[Lines of data]
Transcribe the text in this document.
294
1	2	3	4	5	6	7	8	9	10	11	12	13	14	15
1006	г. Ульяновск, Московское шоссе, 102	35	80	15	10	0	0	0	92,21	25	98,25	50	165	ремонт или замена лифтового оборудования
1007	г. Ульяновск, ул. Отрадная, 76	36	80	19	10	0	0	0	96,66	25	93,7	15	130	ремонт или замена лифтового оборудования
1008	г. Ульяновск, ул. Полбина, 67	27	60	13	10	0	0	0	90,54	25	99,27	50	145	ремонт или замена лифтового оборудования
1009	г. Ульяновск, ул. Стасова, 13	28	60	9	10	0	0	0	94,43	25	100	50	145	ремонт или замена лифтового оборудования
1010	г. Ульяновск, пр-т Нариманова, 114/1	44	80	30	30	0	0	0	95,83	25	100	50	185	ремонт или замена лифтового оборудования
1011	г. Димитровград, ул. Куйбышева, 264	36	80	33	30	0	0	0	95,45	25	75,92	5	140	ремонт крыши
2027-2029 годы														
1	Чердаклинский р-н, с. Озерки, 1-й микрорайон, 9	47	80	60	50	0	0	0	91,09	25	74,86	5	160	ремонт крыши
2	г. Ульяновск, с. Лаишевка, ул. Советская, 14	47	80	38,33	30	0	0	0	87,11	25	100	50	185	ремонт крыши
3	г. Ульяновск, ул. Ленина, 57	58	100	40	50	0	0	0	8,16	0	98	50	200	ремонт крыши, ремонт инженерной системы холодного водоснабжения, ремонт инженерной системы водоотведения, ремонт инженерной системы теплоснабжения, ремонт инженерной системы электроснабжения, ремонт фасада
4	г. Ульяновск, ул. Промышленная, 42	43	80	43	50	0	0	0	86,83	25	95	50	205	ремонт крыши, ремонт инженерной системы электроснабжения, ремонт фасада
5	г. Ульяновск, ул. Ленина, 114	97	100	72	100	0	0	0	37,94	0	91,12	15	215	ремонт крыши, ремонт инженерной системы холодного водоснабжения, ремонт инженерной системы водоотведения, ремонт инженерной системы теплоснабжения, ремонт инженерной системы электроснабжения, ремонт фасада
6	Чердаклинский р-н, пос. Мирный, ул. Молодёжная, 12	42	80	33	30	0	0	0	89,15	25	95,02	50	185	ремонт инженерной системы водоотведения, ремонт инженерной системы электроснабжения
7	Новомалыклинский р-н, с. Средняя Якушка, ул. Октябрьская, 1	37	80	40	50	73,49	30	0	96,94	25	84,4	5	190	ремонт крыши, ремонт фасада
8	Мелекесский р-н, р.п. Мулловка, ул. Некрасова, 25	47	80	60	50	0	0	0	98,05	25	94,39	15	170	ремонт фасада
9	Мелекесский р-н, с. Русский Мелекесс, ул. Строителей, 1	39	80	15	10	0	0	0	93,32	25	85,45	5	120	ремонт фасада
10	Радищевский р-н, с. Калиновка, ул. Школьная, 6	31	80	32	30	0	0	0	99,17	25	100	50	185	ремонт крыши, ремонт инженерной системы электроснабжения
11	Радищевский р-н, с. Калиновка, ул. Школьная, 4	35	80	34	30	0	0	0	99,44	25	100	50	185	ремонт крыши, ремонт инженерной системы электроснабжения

§ Description of the task:
Retype the entries exactly, including every line.

§ Answer to this problem:
Transcribe the text in this document.
294
1	2	3	4	5	6	7	8	9	10	11	12	13	14	15
1006	г. Ульяновск, Московское шоссе, 102	35	80	15	10	0	0	0	92,21	25	98,25	50	165	ремонт или замена лифтового оборудования
1007	г. Ульяновск, ул. Отрадная, 76	36	80	19	10	0	0	0	96,66	25	93,7	15	130	ремонт или замена лифтового оборудования
1008	г. Ульяновск, ул. Полбина, 67	27	60	13	10	0	0	0	90,54	25	99,27	50	145	ремонт или замена лифтового оборудования
1009	г. Ульяновск, ул. Стасова, 13	28	60	9	10	0	0	0	94,43	25	100	50	145	ремонт или замена лифтового оборудования
1010	г. Ульяновск, пр-т Нариманова, 114/1	44	80	30	30	0	0	0	95,83	25	100	50	185	ремонт или замена лифтового оборудования
1011	г. Димитровград, ул. Куйбышева, 264	36	80	33	30	0	0	0	95,45	25	75,92	5	140	ремонт крыши
2027-2029 годы														
1	Чердаклинский р-н, с. Озерки, 1-й микрорайон, 9	47	80	60	50	0	0	0	91,09	25	74,86	5	160	ремонт крыши
2	г. Ульяновск, с. Лаишевка, ул. Советская, 14	47	80	38,33	30	0	0	0	87,11	25	100	50	185	ремонт крыши
3	г. Ульяновск, ул. Ленина, 57	58	100	40	50	0	0	0	8,16	0	98	50	200	ремонт крыши, ремонт инженерной системы холодного водоснабжения, ремонт инженерной системы водоотведения, ремонт инженерной системы теплоснабжения, ремонт инженерной системы электроснабжения, ремонт фасада
4	г. Ульяновск, ул. Промышленная, 42	43	80	43	50	0	0	0	86,83	25	95	50	205	ремонт крыши, ремонт инженерной системы электроснабжения, ремонт фасада
5	г. Ульяновск, ул. Ленина, 114	97	100	72	100	0	0	0	37,94	0	91,12	15	215	ремонт крыши, ремонт инженерной системы холодного водоснабжения, ремонт инженерной системы водоотведения, ремонт инженерной системы теплоснабжения, ремонт инженерной системы электроснабжения, ремонт фасада
6	Чердаклинский р-н, пос. Мирный, ул. Молодёжная, 12	42	80	33	30	0	0	0	89,15	25	95,02	50	185	ремонт инженерной системы водоотведения, ремонт инженерной системы электроснабжения
7	Новомалыклинский р-н, с. Средняя Якушка, ул. Октябрьская, 1	37	80	40	50	73,49	30	0	96,94	25	84,4	5	190	ремонт крыши, ремонт фасада
8	Мелекесский р-н, р.п. Мулловка, ул. Некрасова, 25	47	80	60	50	0	0	0	98,05	25	94,39	15	170	ремонт фасада
9	Мелекесский р-н, с. Русский Мелекесс, ул. Строителей, 1	39	80	15	10	0	0	0	93,32	25	85,45	5	120	ремонт фасада
10	Радищевский р-н, с. Калиновка, ул. Школьная, 6	31	80	32	30	0	0	0	99,17	25	100	50	185	ремонт крыши, ремонт инженерной системы электроснабжения
11	Радищевский р-н, с. Калиновка, ул. Школьная, 4	35	80	34	30	0	0	0	99,44	25	100	50	185	ремонт крыши, ремонт инженерной системы электроснабжения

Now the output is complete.